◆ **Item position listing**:
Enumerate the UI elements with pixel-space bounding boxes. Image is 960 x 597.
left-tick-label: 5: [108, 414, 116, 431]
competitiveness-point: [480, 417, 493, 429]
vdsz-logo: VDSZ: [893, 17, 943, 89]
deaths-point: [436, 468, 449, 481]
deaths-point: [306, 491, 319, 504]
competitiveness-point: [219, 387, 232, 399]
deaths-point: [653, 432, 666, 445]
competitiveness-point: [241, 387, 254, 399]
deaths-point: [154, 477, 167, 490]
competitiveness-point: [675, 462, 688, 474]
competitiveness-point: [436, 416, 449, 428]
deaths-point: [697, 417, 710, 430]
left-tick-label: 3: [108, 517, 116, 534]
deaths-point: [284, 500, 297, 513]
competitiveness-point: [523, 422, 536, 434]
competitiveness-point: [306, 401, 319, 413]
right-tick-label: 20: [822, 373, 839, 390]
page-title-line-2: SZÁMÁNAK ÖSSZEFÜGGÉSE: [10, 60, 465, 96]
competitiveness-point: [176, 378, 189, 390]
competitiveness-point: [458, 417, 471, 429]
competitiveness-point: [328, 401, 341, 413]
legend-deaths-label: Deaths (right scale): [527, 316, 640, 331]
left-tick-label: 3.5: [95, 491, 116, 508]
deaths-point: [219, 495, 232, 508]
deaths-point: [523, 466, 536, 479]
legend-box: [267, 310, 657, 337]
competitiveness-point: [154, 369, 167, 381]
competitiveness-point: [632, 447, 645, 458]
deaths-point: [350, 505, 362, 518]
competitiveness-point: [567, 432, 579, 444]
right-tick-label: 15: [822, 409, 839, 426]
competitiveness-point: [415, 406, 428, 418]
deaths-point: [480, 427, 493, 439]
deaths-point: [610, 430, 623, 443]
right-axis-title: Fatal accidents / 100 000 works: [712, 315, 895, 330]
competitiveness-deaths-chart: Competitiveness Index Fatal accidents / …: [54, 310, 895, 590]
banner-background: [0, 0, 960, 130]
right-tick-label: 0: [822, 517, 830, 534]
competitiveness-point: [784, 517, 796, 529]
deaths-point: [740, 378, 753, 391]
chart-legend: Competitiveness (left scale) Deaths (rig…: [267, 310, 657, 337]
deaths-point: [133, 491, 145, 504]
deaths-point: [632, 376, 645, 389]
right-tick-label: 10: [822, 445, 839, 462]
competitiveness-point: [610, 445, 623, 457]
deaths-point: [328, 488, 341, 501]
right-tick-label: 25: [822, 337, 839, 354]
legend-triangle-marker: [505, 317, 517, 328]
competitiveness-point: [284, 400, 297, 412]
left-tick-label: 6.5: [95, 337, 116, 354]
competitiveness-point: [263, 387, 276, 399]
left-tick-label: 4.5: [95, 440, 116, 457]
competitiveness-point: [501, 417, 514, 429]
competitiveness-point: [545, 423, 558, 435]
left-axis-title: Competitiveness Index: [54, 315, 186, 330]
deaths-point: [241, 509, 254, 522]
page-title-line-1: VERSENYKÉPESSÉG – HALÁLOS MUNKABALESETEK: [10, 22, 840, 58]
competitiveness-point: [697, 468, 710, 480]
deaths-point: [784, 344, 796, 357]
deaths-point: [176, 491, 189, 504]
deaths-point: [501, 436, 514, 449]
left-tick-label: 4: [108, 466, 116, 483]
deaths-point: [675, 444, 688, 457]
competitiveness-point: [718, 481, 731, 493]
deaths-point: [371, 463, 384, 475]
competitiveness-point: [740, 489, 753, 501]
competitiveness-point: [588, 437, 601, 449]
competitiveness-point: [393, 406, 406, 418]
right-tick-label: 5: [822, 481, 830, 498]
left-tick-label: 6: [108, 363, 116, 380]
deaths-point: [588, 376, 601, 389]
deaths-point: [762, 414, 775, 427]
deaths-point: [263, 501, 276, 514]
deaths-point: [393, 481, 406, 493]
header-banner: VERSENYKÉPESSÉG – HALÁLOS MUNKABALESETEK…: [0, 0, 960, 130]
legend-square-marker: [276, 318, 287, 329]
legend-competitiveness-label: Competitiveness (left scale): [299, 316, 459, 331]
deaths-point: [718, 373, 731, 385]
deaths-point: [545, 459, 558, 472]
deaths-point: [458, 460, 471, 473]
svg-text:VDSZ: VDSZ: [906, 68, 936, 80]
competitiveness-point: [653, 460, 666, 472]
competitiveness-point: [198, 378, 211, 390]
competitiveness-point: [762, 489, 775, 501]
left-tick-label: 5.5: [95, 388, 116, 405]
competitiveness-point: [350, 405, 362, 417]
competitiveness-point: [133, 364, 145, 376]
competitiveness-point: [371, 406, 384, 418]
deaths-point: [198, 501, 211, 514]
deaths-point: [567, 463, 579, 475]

◆ **Task instructions**:
Copy every line of the listing above without any changes.

◆ **Solution to the exercise**:
Enumerate the UI elements with pixel-space bounding boxes. Image is 960 x 597.
left-tick-label: 5: [108, 414, 116, 431]
competitiveness-point: [480, 417, 493, 429]
vdsz-logo: VDSZ: [893, 17, 943, 89]
deaths-point: [436, 468, 449, 481]
deaths-point: [306, 491, 319, 504]
competitiveness-point: [219, 387, 232, 399]
deaths-point: [653, 432, 666, 445]
competitiveness-point: [241, 387, 254, 399]
deaths-point: [154, 477, 167, 490]
competitiveness-point: [675, 462, 688, 474]
competitiveness-point: [436, 416, 449, 428]
deaths-point: [697, 417, 710, 430]
left-tick-label: 3: [108, 517, 116, 534]
deaths-point: [284, 500, 297, 513]
competitiveness-point: [523, 422, 536, 434]
competitiveness-point: [306, 401, 319, 413]
right-tick-label: 20: [822, 373, 839, 390]
page-title-line-2: SZÁMÁNAK ÖSSZEFÜGGÉSE: [10, 60, 465, 96]
competitiveness-point: [176, 378, 189, 390]
competitiveness-point: [458, 417, 471, 429]
competitiveness-point: [328, 401, 341, 413]
legend-deaths-label: Deaths (right scale): [527, 316, 640, 331]
left-tick-label: 3.5: [95, 491, 116, 508]
deaths-point: [219, 495, 232, 508]
deaths-point: [523, 466, 536, 479]
legend-box: [267, 310, 657, 337]
competitiveness-point: [154, 369, 167, 381]
competitiveness-point: [632, 447, 645, 458]
deaths-point: [350, 505, 362, 518]
competitiveness-point: [567, 432, 579, 444]
right-tick-label: 15: [822, 409, 839, 426]
competitiveness-point: [415, 406, 428, 418]
deaths-point: [480, 427, 493, 439]
deaths-point: [610, 430, 623, 443]
right-axis-title: Fatal accidents / 100 000 works: [712, 315, 895, 330]
competitiveness-deaths-chart: Competitiveness Index Fatal accidents / …: [54, 310, 895, 590]
banner-background: [0, 0, 960, 130]
right-tick-label: 0: [822, 517, 830, 534]
competitiveness-point: [784, 517, 796, 529]
deaths-point: [740, 378, 753, 391]
chart-legend: Competitiveness (left scale) Deaths (rig…: [267, 310, 657, 337]
deaths-point: [133, 491, 145, 504]
deaths-point: [632, 376, 645, 389]
right-tick-label: 10: [822, 445, 839, 462]
competitiveness-point: [610, 445, 623, 457]
deaths-point: [328, 488, 341, 501]
right-tick-label: 25: [822, 337, 839, 354]
legend-triangle-marker: [505, 317, 517, 328]
competitiveness-point: [284, 400, 297, 412]
left-tick-label: 6.5: [95, 337, 116, 354]
competitiveness-point: [263, 387, 276, 399]
left-tick-label: 4.5: [95, 440, 116, 457]
competitiveness-point: [501, 417, 514, 429]
competitiveness-point: [545, 423, 558, 435]
left-axis-title: Competitiveness Index: [54, 315, 186, 330]
deaths-point: [241, 509, 254, 522]
page-title-line-1: VERSENYKÉPESSÉG – HALÁLOS MUNKABALESETEK: [10, 22, 840, 58]
competitiveness-point: [697, 468, 710, 480]
deaths-point: [784, 344, 796, 357]
deaths-point: [176, 491, 189, 504]
deaths-point: [501, 436, 514, 449]
left-tick-label: 4: [108, 466, 116, 483]
deaths-point: [675, 444, 688, 457]
competitiveness-point: [718, 481, 731, 493]
deaths-point: [371, 463, 384, 475]
competitiveness-point: [740, 489, 753, 501]
competitiveness-point: [588, 437, 601, 449]
competitiveness-point: [393, 406, 406, 418]
right-tick-label: 5: [822, 481, 830, 498]
left-tick-label: 6: [108, 363, 116, 380]
deaths-point: [588, 376, 601, 389]
deaths-point: [762, 414, 775, 427]
deaths-point: [263, 501, 276, 514]
deaths-point: [393, 481, 406, 493]
header-banner: VERSENYKÉPESSÉG – HALÁLOS MUNKABALESETEK…: [0, 0, 960, 130]
legend-square-marker: [276, 318, 287, 329]
legend-competitiveness-label: Competitiveness (left scale): [299, 316, 459, 331]
deaths-point: [718, 373, 731, 385]
deaths-point: [545, 459, 558, 472]
deaths-point: [458, 460, 471, 473]
svg-text:VDSZ: VDSZ: [906, 68, 936, 80]
competitiveness-point: [653, 460, 666, 472]
competitiveness-point: [198, 378, 211, 390]
competitiveness-point: [762, 489, 775, 501]
left-tick-label: 5.5: [95, 388, 116, 405]
competitiveness-point: [350, 405, 362, 417]
competitiveness-point: [133, 364, 145, 376]
competitiveness-point: [371, 406, 384, 418]
deaths-point: [198, 501, 211, 514]
deaths-point: [567, 463, 579, 475]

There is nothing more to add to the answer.